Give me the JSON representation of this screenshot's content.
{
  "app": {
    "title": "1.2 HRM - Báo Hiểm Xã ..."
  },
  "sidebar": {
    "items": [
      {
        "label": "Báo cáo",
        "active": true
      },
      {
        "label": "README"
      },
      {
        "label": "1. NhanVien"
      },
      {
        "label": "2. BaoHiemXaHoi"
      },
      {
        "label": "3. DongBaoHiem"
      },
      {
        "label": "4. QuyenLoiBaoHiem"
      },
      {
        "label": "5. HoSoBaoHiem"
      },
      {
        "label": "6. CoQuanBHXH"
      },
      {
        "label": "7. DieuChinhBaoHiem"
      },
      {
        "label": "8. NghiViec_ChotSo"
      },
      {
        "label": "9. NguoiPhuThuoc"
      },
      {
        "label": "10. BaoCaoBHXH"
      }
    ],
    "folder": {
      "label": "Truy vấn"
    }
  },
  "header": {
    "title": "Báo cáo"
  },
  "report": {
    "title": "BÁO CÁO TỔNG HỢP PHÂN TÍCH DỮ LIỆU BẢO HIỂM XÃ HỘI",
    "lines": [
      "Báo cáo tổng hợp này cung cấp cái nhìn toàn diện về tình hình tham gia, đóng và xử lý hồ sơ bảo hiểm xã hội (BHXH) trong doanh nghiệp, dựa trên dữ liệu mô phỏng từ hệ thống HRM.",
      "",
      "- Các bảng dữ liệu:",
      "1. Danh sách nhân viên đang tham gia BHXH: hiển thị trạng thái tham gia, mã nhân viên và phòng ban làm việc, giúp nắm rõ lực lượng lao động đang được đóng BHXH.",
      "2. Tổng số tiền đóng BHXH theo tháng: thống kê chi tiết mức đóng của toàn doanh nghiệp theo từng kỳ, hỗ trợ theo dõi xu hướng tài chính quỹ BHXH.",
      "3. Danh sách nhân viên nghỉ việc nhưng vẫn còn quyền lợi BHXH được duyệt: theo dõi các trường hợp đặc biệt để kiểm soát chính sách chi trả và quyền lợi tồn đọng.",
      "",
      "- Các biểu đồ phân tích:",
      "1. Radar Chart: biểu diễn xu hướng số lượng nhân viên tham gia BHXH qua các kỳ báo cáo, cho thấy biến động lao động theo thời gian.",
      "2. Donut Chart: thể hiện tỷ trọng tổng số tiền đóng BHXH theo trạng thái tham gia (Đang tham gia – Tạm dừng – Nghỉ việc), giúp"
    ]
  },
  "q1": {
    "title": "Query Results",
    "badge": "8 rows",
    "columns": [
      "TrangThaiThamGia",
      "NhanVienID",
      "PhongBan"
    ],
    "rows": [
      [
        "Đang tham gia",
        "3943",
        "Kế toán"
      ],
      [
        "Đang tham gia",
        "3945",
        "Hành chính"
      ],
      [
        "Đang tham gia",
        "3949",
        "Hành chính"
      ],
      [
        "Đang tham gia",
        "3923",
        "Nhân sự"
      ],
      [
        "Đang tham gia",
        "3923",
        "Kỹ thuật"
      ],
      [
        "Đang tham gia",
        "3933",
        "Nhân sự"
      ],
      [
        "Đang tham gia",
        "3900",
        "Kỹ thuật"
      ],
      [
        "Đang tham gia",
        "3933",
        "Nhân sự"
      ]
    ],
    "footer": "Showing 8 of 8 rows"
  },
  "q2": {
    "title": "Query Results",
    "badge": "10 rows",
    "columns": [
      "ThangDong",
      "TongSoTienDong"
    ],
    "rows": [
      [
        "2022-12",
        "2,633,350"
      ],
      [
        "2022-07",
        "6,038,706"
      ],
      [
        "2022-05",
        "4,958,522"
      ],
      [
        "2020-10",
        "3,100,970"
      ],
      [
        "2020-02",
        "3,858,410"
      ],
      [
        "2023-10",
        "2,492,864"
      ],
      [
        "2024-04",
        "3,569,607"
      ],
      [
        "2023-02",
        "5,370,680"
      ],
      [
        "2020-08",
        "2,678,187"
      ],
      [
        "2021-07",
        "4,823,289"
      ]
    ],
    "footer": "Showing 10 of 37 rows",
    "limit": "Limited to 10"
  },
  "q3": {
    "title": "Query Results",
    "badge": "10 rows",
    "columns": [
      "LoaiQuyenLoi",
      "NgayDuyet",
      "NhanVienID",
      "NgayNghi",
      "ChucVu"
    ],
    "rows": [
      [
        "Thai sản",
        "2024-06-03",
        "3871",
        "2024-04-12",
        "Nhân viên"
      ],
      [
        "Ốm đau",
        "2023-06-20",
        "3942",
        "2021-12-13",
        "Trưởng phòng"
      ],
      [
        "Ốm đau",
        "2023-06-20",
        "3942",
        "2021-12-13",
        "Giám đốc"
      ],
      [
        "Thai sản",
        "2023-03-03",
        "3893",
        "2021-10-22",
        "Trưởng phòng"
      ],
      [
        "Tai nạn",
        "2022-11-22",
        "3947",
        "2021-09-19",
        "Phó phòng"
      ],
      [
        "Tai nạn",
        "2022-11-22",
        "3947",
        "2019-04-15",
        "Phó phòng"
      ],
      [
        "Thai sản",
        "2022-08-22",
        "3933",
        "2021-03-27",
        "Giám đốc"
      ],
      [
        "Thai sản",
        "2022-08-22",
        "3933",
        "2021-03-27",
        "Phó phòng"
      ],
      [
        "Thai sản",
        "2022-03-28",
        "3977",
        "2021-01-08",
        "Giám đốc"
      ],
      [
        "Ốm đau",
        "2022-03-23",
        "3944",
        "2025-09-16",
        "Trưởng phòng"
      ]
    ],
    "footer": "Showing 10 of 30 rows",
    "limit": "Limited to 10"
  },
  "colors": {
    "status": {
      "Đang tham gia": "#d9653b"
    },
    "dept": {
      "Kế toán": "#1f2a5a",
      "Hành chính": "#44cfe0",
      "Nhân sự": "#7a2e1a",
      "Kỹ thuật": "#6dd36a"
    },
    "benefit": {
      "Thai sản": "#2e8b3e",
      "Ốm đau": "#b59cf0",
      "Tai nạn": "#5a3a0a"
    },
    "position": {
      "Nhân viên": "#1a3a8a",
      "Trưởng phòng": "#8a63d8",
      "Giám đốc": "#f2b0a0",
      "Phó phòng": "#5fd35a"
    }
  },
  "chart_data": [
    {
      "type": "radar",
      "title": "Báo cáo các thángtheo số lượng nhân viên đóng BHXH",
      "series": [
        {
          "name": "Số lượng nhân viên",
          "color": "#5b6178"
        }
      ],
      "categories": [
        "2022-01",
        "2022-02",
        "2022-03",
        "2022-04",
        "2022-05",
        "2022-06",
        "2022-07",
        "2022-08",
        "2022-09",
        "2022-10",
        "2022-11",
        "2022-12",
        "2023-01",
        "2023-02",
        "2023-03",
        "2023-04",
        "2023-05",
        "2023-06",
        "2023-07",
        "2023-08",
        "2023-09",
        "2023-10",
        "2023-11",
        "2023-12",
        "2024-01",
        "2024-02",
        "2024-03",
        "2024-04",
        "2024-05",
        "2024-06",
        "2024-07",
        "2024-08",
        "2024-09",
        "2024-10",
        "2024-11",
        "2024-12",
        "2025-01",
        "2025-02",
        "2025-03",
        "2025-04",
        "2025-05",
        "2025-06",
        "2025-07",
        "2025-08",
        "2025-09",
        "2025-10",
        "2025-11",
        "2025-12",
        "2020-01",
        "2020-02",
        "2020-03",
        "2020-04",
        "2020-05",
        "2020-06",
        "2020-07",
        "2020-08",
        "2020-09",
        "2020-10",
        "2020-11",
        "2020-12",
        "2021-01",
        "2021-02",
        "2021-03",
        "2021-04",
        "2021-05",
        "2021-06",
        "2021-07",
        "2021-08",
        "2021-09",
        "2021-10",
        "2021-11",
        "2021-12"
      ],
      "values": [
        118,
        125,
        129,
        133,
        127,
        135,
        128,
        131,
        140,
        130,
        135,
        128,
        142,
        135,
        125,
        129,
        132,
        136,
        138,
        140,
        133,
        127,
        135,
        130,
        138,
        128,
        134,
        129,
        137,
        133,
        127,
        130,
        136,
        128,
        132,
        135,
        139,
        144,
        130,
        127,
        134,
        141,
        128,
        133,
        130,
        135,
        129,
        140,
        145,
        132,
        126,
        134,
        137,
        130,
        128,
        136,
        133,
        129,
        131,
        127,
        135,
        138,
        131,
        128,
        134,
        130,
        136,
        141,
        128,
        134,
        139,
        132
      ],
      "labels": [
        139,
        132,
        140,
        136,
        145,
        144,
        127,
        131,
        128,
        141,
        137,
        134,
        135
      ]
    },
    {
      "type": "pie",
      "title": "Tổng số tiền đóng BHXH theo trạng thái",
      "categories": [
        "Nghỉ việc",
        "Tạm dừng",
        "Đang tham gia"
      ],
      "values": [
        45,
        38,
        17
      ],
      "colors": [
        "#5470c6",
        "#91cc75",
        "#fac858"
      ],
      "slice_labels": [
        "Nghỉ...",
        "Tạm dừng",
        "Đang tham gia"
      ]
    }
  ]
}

◆ **Exercise task**:
Of the lines in the listing, how many hold the word "toàn"? Nothing but the number is needed.

◆ **Solution for this problem**:
2